── EXERCISE INPUT
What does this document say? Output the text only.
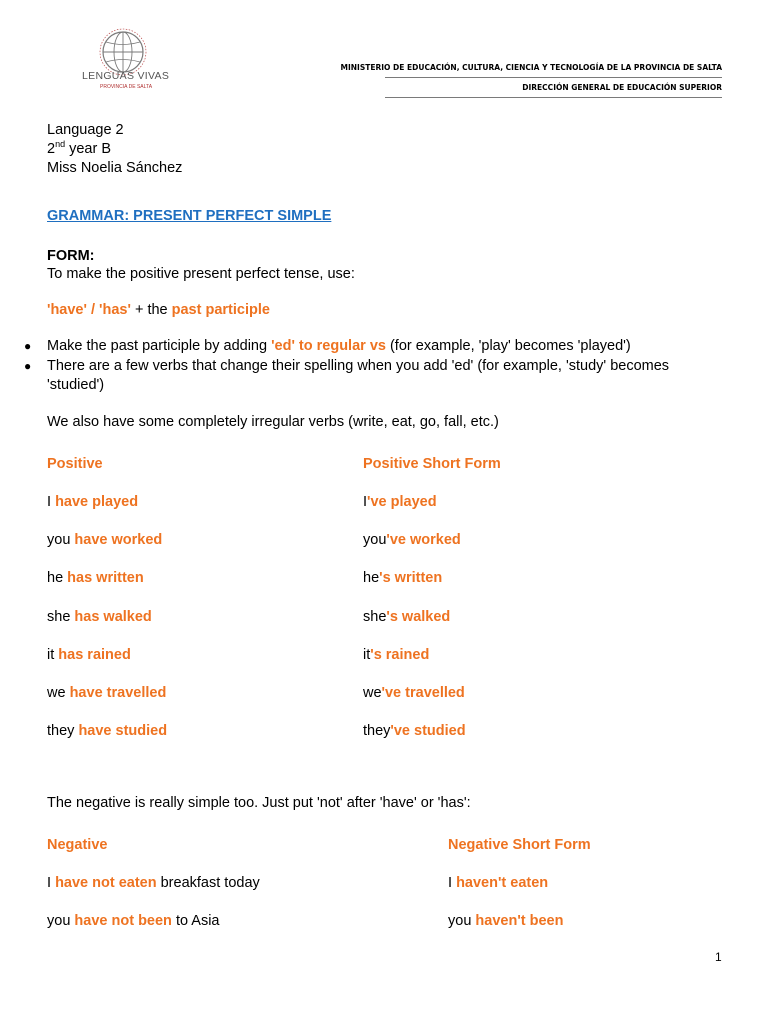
LENGUAS VIVAS
PROVINCIA DE SALTA
MINISTERIO DE EDUCACIÓN, CULTURA, CIENCIA Y TECNOLOGÍA DE LA PROVINCIA DE SALTA
DIRECCIÓN GENERAL DE EDUCACIÓN SUPERIOR
Language 2
2nd year B
Miss Noelia Sánchez
GRAMMAR: PRESENT PERFECT SIMPLE
FORM:
To make the positive present perfect tense, use:
'have' / 'has' + the past participle
● Make the past participle by adding 'ed' to regular vs (for example, 'play' becomes 'played')
● There are a few verbs that change their spelling when you add 'ed' (for example, 'study' becomes 'studied')
We also have some completely irregular verbs (write, eat, go, fall, etc.)
Positive	Positive Short Form
I have played	I've played
you have worked	you've worked
he has written	he's written
she has walked	she's walked
it has rained	it's rained
we have travelled	we've travelled
they have studied	they've studied
The negative is really simple too. Just put 'not' after 'have' or 'has':
Negative	Negative Short Form
I have not eaten breakfast today	I haven't eaten
you have not been to Asia	you haven't been
1
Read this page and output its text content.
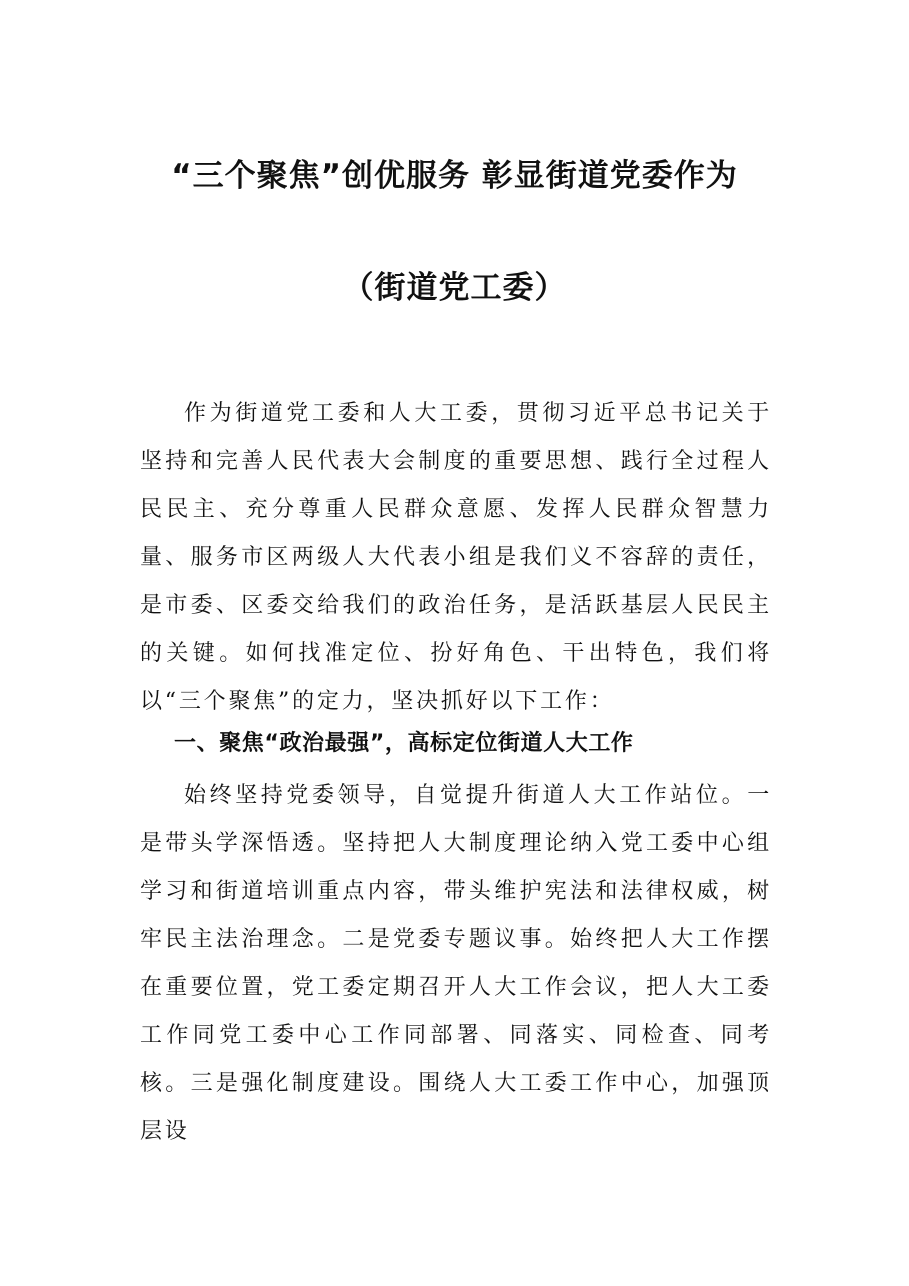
“三个聚焦”创优服务 彰显街道党委作为
（街道党工委）

作为街道党工委和人大工委，贯彻习近平总书记关于坚持和完善人民代表大会制度的重要思想、践行全过程人民民主、充分尊重人民群众意愿、发挥人民群众智慧力量、服务市区两级人大代表小组是我们义不容辞的责任，是市委、区委交给我们的政治任务，是活跃基层人民民主的关键。如何找准定位、扮好角色、干出特色，我们将以“三个聚焦”的定力，坚决抓好以下工作：

一、聚焦“政治最强”，高标定位街道人大工作

始终坚持党委领导，自觉提升街道人大工作站位。一是带头学深悟透。坚持把人大制度理论纳入党工委中心组学习和街道培训重点内容，带头维护宪法和法律权威，树牢民主法治理念。二是党委专题议事。始终把人大工作摆在重要位置，党工委定期召开人大工作会议，把人大工委工作同党工委中心工作同部署、同落实、同检查、同考核。三是强化制度建设。围绕人大工委工作中心，加强顶层设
────
WHAT YOU SHOULD DO » Keep only the lines that hold the string "haven", and copy them out.

TASK SOLUTION »
I have not eaten breakfast today	I haven't eaten
you have not been to Asia	you haven't been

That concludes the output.